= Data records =
________
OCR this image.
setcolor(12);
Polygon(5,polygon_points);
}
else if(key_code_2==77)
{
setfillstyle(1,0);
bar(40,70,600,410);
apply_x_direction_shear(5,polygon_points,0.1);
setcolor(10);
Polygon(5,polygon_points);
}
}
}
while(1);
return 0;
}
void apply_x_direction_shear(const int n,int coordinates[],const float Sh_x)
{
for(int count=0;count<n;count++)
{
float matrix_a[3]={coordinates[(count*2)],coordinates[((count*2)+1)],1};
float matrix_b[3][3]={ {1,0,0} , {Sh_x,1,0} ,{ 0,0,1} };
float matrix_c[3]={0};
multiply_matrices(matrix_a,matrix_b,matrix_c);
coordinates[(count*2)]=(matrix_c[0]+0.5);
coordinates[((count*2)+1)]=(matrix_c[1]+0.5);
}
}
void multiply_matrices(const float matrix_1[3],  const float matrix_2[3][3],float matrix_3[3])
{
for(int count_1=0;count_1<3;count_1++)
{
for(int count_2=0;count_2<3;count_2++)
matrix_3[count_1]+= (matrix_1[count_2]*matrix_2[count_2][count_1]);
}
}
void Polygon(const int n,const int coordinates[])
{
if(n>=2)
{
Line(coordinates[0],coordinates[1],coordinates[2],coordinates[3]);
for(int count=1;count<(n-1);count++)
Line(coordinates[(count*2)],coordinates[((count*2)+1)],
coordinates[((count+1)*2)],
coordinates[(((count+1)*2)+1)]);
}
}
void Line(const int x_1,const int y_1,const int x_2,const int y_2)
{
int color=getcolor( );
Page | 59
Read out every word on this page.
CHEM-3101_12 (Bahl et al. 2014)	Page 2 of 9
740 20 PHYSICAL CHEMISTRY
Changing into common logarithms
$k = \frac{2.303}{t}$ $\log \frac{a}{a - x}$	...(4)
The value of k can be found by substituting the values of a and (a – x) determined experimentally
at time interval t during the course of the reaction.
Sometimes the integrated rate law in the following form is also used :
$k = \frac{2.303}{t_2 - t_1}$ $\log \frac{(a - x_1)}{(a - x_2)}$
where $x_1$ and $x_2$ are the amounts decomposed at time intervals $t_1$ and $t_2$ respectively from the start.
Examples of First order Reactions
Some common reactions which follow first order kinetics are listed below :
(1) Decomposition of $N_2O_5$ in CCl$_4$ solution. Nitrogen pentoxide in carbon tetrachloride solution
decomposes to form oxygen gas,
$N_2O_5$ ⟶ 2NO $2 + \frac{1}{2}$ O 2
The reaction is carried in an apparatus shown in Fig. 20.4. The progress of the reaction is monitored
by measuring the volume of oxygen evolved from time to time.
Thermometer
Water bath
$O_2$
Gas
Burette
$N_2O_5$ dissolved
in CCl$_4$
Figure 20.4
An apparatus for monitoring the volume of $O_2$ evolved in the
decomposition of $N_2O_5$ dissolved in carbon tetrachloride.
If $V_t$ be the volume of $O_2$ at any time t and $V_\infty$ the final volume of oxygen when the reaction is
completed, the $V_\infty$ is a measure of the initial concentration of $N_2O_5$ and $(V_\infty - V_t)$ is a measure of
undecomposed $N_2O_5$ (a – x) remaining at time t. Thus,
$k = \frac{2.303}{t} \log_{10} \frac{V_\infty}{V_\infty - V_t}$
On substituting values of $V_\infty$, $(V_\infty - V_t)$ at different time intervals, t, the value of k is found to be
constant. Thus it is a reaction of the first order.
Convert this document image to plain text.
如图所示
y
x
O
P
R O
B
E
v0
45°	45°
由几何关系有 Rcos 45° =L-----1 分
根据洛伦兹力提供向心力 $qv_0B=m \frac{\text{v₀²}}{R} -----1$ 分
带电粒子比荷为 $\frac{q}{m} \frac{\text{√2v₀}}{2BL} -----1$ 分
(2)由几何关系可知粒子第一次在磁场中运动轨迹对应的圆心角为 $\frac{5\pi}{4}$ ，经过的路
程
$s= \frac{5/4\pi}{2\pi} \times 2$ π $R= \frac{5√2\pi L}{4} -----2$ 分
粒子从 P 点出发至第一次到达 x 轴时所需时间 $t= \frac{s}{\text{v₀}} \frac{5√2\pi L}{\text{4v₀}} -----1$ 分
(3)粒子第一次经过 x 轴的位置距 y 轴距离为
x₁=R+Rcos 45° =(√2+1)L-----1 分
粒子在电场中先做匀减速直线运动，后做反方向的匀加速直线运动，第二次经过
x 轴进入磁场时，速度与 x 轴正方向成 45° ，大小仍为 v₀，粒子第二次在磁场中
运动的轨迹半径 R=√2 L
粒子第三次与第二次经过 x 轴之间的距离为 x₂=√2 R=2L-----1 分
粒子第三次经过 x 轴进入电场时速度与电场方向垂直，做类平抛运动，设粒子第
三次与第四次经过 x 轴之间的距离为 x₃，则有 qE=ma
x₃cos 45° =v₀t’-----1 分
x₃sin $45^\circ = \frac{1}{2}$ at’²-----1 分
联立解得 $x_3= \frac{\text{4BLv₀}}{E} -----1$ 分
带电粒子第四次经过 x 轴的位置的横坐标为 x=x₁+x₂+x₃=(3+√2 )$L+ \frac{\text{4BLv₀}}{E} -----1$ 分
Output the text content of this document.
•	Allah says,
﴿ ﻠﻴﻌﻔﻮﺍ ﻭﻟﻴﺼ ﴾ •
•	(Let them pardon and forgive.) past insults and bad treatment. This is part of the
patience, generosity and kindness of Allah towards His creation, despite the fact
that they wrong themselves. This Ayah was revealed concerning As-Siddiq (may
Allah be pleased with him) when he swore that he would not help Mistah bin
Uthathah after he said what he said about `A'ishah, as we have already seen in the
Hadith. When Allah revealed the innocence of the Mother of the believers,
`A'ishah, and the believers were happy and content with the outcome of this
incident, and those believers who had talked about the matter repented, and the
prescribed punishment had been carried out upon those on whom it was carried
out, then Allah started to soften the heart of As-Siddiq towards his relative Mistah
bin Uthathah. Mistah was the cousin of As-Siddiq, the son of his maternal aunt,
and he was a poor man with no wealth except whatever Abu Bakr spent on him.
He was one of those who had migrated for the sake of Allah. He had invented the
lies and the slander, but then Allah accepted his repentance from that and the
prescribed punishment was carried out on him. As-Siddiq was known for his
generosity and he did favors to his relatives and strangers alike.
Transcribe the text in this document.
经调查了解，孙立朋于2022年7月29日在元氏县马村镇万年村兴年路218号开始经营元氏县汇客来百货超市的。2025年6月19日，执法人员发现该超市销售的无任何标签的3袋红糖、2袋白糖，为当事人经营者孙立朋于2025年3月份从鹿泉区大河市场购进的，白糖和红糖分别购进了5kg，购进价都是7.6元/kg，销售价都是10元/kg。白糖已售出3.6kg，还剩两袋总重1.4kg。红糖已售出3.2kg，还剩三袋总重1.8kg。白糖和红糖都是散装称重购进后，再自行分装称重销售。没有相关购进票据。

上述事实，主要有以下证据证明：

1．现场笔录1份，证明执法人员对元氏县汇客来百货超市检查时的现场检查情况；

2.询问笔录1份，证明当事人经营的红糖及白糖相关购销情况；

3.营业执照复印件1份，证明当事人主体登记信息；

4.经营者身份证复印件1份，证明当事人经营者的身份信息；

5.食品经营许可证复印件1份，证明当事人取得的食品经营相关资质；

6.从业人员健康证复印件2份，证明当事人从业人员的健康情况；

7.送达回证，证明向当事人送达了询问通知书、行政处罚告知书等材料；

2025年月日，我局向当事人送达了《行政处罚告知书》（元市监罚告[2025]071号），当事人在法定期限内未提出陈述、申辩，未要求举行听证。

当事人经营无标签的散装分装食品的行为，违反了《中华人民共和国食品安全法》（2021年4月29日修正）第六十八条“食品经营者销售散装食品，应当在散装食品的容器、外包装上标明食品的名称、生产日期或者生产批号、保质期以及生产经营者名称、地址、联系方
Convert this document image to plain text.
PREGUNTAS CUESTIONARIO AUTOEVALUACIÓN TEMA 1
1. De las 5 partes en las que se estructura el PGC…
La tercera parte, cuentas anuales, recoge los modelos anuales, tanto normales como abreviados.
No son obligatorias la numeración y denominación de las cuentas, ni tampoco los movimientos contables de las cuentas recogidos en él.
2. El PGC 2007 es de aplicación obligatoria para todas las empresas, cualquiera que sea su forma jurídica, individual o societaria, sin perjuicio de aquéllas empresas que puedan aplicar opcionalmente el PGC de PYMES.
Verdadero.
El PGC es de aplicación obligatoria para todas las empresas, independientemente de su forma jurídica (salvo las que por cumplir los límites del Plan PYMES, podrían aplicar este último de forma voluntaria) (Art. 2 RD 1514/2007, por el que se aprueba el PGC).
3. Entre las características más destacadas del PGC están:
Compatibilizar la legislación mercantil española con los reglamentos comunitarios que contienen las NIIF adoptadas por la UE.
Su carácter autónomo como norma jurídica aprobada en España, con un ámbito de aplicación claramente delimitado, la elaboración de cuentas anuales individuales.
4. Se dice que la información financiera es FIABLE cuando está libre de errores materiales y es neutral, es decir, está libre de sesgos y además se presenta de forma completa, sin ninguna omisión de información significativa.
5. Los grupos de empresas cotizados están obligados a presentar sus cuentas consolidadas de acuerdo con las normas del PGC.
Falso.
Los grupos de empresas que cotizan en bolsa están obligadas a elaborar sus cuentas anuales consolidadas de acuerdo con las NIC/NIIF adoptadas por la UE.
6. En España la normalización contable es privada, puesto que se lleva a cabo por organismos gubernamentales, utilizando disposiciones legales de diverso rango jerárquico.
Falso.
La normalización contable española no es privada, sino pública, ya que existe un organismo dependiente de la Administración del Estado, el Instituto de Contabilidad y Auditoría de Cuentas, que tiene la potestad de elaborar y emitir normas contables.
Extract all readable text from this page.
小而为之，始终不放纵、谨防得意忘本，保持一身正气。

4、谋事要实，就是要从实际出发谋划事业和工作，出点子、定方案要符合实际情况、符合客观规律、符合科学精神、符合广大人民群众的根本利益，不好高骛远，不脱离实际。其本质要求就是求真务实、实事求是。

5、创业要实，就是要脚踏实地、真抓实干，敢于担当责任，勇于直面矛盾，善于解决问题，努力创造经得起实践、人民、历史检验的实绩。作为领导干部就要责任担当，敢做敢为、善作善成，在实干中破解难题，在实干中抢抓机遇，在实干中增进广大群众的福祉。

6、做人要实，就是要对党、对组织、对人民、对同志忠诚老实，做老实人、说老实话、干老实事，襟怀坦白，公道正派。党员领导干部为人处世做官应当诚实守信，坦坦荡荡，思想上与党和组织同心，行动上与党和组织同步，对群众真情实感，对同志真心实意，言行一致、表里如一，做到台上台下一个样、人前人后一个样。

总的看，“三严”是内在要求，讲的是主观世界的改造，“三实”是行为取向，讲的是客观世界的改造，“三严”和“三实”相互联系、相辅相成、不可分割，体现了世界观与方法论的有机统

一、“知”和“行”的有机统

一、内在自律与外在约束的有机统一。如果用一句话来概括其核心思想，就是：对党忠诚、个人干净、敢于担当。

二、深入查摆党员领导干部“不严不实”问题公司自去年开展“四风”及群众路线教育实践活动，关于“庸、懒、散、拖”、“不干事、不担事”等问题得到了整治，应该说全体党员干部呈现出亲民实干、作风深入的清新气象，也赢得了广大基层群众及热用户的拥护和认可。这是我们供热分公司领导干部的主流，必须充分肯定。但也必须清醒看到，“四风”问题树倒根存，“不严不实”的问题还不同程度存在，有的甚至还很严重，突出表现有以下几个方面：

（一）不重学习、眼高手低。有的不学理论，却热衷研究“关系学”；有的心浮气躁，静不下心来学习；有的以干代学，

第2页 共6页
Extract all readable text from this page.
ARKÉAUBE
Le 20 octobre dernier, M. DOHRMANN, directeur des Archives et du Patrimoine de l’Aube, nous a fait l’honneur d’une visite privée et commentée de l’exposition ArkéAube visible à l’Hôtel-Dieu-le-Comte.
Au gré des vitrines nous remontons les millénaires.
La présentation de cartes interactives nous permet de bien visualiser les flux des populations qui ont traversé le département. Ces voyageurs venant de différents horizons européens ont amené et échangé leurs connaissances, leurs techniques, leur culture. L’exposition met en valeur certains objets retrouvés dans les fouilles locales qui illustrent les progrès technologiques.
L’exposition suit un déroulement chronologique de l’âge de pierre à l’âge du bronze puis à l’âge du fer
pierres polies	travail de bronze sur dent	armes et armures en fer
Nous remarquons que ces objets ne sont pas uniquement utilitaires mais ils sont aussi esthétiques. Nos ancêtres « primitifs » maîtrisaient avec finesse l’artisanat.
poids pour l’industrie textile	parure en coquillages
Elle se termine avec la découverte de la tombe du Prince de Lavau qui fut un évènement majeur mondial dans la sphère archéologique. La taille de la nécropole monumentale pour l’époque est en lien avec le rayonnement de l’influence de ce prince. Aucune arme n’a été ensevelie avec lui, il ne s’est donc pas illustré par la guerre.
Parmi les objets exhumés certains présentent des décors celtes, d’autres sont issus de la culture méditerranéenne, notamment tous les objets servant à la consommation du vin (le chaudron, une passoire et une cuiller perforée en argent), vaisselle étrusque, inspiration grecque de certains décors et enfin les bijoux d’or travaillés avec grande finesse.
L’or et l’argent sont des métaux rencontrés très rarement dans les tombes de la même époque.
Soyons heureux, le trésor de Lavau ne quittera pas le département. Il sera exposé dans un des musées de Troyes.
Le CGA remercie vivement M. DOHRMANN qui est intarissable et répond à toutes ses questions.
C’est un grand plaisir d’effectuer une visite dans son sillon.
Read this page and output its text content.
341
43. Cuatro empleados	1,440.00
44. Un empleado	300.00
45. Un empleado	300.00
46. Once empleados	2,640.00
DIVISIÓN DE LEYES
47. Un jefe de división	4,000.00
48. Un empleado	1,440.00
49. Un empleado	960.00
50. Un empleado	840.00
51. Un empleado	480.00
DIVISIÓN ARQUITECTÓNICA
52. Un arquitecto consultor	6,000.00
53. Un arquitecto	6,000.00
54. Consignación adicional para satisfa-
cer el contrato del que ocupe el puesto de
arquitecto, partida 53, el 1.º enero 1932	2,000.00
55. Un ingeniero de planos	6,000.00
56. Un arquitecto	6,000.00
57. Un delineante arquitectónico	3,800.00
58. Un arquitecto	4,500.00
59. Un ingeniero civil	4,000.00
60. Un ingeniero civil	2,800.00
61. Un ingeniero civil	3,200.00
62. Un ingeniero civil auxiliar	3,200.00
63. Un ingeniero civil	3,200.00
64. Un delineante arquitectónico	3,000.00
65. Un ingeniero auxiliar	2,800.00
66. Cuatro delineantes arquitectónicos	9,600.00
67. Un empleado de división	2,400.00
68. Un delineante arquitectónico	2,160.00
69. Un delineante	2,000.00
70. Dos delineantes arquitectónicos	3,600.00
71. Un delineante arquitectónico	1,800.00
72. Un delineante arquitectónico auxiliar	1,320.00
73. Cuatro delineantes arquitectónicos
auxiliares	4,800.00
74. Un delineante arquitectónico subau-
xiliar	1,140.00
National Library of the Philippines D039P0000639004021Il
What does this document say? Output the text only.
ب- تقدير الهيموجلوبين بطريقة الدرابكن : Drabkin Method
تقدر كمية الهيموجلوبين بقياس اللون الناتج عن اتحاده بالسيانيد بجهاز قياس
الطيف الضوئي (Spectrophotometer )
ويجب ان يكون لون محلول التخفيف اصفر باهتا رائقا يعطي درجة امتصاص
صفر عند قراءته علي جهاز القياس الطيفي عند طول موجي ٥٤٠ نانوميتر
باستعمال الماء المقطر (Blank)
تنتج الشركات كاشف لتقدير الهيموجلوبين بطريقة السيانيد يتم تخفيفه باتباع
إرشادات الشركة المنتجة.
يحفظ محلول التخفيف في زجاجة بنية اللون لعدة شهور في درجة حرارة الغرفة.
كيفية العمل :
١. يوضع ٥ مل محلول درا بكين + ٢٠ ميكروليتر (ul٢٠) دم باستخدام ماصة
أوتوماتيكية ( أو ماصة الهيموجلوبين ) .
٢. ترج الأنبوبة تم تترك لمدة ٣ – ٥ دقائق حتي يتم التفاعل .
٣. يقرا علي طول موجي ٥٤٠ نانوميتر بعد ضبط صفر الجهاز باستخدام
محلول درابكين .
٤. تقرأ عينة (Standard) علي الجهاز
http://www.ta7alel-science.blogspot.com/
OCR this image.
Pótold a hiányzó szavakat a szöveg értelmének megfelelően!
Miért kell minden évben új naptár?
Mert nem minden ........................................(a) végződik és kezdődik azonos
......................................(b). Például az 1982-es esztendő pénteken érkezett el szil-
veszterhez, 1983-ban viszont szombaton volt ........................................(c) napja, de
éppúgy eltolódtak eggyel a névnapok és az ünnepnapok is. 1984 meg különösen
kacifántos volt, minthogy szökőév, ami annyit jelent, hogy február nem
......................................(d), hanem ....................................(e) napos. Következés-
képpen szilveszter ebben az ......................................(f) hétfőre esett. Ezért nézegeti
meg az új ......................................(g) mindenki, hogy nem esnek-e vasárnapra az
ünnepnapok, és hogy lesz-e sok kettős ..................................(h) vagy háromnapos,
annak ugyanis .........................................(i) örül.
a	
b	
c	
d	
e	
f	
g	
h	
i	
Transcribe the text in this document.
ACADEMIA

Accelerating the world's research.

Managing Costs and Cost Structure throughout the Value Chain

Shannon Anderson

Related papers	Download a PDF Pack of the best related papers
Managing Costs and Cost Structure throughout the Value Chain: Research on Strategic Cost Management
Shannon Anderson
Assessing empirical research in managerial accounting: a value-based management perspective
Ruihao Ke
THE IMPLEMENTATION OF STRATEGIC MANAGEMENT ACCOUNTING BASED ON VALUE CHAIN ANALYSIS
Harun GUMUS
________
= What is asked =
Which lines contain the word "anuales"? Copy each of them.

= Response to the task =
La tercera parte, cuentas anuales, recoge los modelos anuales, tanto normales como abreviados.
Su carácter autónomo como norma jurídica aprobada en España, con un ámbito de aplicación claramente delimitado, la elaboración de cuentas anuales individuales.
Los grupos de empresas que cotizan en bolsa están obligadas a elaborar sus cuentas anuales consolidadas de acuerdo con las NIC/NIIF adoptadas por la UE.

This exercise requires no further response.